> Required work
Spot each line that carries the word "more"; copy those lines.

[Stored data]
+===+
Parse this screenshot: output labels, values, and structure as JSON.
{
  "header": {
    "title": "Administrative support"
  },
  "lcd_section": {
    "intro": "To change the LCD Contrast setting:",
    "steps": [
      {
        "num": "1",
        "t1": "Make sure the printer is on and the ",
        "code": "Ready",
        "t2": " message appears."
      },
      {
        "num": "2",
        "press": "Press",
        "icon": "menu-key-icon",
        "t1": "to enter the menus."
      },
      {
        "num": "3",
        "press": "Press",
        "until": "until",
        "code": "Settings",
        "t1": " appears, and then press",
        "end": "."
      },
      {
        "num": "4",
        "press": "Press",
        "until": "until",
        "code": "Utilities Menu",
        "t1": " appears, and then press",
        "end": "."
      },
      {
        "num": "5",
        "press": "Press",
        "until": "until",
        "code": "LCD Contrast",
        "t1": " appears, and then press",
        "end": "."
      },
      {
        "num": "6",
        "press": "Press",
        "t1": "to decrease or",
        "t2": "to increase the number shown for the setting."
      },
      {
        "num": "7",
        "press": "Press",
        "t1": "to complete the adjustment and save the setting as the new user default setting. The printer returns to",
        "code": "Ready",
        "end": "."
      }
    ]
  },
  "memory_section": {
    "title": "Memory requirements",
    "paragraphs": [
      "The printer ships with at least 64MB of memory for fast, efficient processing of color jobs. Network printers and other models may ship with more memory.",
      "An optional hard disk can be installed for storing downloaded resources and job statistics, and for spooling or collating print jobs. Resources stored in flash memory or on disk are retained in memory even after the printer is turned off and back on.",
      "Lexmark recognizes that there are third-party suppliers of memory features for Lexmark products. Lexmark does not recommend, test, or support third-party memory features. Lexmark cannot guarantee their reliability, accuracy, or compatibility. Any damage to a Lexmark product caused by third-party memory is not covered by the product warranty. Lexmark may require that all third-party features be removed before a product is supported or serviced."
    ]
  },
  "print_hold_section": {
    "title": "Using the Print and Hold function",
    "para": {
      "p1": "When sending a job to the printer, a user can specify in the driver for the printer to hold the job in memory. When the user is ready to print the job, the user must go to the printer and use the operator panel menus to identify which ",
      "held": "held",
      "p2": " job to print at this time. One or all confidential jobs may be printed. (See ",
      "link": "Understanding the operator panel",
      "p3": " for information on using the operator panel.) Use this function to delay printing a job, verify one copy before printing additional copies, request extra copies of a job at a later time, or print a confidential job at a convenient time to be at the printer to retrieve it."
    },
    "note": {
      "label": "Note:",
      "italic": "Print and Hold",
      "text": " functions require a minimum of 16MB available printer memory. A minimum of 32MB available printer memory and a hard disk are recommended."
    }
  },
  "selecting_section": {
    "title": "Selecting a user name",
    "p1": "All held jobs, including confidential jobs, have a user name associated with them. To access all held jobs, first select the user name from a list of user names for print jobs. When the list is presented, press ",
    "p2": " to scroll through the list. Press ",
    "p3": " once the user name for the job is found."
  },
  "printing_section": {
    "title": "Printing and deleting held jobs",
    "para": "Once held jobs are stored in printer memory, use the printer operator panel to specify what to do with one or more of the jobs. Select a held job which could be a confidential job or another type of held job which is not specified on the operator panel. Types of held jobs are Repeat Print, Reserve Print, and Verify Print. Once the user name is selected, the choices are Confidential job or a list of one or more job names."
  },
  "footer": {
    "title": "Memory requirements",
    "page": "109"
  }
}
+===+
> Correct answer
      "The printer ships with at least 64MB of memory for fast, efficient processing of color jobs. Network printers and other models may ship with more memory.",
    "para": "Once held jobs are stored in printer memory, use the printer operator panel to specify what to do with one or more of the jobs. Select a held job which could be a confidential job or another type of held job which is not specified on the operator panel. Types of held jobs are Repeat Print, Reserve Print, and Verify Print. Once the user name is selected, the choices are Confidential job or a list of one or more job names."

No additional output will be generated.